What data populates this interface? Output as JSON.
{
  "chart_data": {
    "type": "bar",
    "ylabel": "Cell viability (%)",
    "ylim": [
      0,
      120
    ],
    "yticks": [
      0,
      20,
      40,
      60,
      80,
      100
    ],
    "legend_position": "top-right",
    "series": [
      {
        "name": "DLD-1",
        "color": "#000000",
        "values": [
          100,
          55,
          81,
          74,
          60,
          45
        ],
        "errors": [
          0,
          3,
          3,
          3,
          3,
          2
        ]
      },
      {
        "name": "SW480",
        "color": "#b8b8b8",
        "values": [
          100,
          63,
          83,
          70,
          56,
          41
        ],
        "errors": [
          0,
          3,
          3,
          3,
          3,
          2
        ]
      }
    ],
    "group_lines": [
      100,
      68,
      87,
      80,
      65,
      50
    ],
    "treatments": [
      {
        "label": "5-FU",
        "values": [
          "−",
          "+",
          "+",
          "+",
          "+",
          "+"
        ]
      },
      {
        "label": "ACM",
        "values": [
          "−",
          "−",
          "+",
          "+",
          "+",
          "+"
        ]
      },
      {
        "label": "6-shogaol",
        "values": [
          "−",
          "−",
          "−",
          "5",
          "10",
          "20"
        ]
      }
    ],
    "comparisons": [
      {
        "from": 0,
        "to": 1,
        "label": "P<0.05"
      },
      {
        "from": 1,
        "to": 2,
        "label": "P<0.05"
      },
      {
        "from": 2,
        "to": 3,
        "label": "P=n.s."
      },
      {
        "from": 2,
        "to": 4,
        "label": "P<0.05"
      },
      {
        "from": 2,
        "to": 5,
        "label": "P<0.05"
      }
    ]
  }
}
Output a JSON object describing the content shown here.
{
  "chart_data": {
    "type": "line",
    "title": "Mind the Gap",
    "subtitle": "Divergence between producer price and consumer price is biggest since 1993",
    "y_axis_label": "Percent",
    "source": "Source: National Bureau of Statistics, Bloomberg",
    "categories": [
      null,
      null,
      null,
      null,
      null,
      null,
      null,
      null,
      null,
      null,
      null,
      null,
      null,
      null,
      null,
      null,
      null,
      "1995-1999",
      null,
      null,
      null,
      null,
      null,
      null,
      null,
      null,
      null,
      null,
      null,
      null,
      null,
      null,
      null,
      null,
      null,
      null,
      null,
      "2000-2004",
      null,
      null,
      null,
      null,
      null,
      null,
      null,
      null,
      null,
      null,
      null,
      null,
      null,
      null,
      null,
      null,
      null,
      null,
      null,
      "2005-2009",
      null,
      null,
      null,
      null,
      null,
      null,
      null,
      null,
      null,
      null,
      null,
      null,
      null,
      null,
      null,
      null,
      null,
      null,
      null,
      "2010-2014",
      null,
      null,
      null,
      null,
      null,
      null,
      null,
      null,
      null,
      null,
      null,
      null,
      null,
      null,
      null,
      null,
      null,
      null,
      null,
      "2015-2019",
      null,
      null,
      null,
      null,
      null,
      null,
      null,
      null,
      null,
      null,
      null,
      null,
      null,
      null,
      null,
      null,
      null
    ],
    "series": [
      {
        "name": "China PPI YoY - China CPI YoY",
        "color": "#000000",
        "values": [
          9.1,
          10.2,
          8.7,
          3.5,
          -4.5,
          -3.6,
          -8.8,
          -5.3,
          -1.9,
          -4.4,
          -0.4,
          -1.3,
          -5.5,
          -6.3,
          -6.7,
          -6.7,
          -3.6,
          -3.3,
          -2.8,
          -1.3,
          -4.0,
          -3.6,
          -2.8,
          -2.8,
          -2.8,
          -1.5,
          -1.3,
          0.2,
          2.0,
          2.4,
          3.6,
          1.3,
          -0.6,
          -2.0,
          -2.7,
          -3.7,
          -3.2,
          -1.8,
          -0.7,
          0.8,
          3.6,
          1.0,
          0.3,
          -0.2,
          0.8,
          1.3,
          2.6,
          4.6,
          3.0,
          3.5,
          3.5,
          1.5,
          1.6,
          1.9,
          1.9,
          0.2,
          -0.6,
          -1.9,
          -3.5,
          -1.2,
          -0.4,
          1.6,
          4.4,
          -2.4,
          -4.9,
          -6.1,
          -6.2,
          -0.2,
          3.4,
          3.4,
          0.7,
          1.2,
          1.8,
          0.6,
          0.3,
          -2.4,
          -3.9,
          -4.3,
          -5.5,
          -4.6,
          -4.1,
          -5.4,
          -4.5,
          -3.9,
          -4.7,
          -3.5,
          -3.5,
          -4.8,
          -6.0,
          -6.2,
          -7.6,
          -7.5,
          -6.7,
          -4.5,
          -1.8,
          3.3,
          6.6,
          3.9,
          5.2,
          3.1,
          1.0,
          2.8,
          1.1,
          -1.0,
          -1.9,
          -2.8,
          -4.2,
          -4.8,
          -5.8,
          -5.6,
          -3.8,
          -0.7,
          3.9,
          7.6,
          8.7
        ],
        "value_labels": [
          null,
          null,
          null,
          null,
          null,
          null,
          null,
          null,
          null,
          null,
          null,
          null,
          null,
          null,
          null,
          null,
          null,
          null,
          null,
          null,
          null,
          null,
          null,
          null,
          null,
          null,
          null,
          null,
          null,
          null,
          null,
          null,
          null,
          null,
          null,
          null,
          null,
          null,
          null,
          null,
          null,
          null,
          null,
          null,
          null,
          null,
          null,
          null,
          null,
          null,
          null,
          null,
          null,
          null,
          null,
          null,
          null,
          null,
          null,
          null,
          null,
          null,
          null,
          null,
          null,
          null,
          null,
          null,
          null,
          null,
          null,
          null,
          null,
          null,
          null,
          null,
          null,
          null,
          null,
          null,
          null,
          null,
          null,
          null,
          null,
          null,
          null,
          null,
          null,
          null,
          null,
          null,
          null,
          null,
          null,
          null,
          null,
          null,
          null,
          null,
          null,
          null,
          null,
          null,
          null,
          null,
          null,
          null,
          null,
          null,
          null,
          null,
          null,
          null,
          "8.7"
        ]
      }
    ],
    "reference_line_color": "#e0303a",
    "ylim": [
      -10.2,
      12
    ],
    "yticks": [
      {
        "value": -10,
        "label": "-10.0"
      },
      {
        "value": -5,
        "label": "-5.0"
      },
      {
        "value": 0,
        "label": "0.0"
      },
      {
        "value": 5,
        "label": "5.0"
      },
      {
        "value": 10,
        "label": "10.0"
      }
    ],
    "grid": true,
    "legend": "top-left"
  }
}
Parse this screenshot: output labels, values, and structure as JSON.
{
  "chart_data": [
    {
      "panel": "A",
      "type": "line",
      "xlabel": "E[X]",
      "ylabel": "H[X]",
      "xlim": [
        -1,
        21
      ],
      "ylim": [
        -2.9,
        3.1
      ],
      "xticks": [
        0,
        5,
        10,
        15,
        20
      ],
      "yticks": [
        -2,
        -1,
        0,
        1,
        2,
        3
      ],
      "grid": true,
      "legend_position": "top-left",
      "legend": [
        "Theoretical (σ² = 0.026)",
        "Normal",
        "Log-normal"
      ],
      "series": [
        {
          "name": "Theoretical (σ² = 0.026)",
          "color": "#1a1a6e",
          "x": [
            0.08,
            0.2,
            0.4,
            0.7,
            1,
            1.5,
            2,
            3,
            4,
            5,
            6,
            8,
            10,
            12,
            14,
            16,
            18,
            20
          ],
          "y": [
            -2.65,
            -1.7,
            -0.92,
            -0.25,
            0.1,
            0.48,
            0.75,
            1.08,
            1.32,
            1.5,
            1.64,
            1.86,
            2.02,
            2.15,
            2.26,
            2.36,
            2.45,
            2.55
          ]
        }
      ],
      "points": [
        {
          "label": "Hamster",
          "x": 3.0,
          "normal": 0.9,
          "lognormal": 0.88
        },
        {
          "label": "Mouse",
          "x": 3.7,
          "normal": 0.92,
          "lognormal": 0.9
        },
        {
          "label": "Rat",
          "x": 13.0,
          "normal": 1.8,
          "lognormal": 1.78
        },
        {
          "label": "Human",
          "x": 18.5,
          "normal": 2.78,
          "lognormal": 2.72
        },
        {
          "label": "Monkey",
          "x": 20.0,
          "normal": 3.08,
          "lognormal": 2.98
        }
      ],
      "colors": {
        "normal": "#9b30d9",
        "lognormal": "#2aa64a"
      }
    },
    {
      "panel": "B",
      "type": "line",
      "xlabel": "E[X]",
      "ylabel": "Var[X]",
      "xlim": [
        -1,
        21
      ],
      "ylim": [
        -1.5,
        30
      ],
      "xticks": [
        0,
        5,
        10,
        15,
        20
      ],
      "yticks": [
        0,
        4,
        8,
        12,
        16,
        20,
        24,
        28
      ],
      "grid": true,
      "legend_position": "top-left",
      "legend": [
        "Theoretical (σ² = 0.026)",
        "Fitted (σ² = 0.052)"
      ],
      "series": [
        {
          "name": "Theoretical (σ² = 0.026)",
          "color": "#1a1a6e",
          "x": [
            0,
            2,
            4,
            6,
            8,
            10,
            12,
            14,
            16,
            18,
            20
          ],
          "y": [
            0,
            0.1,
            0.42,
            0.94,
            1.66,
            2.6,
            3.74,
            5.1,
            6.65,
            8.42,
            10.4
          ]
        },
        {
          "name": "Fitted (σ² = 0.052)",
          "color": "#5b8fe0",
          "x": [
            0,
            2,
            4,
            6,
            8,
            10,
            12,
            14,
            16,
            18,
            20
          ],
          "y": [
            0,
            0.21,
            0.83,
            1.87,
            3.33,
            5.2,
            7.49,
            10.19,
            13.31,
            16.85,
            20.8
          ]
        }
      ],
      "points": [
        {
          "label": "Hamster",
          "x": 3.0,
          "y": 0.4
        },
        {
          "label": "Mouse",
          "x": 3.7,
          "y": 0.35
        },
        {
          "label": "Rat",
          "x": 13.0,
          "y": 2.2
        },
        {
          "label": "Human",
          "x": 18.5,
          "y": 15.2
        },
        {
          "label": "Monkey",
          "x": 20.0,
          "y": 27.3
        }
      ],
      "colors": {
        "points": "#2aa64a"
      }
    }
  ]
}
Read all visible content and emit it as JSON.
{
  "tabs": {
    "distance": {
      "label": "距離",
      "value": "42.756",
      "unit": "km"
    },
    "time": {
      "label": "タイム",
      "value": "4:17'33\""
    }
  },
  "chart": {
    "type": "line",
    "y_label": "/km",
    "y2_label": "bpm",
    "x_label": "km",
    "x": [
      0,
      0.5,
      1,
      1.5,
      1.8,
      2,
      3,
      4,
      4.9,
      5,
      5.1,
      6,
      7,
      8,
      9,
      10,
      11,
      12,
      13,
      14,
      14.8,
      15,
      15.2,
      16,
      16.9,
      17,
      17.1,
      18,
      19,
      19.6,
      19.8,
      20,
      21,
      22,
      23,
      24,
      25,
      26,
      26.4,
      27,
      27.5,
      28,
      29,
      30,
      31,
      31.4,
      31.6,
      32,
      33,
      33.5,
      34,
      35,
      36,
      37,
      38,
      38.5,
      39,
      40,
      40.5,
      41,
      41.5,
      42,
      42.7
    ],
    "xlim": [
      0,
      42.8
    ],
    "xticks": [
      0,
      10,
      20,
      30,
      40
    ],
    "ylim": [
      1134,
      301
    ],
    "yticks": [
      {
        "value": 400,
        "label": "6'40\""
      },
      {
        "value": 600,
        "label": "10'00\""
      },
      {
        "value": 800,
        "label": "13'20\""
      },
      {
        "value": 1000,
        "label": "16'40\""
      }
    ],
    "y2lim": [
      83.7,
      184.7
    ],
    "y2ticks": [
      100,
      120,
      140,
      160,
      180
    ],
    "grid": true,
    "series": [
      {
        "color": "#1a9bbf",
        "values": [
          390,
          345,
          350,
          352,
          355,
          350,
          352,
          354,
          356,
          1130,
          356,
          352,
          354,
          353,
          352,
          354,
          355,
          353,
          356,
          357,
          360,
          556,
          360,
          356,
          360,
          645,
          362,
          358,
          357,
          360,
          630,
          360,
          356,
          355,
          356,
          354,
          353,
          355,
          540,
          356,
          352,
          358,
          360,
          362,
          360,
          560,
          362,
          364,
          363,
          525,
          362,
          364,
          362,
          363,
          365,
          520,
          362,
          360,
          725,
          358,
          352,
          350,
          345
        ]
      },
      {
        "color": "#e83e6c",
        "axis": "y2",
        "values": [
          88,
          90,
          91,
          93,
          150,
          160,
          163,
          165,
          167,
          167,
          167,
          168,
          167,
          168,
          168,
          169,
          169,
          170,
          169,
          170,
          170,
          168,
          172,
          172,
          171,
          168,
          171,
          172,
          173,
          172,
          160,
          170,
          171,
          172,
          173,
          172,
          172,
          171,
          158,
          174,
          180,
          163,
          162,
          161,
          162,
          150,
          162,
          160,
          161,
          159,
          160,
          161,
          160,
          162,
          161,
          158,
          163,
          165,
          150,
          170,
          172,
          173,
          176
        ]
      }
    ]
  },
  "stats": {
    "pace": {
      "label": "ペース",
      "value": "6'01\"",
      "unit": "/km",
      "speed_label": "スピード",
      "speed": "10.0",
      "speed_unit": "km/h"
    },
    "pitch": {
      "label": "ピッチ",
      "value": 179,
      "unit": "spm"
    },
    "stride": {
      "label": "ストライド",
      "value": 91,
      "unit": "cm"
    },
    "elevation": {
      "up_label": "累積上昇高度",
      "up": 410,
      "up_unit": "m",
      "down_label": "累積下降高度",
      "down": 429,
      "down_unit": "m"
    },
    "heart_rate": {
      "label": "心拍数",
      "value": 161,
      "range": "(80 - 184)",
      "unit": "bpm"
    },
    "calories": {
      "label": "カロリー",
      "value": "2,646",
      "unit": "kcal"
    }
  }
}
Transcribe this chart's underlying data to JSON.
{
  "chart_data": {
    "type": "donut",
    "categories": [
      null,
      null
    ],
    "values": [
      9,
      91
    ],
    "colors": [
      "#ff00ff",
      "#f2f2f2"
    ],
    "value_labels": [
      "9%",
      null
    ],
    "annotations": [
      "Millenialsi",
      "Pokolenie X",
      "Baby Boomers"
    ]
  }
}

▸ Task instructions
Repeat, word for word, every line from the line that contains "Transcribe this chart's" to the end of the entries; include both of those lines and no others.

▸ Expected answer
Transcribe this chart's underlying data to JSON.
{
  "chart_data": {
    "type": "donut",
    "categories": [
      null,
      null
    ],
    "values": [
      9,
      91
    ],
    "colors": [
      "#ff00ff",
      "#f2f2f2"
    ],
    "value_labels": [
      "9%",
      null
    ],
    "annotations": [
      "Millenialsi",
      "Pokolenie X",
      "Baby Boomers"
    ]
  }
}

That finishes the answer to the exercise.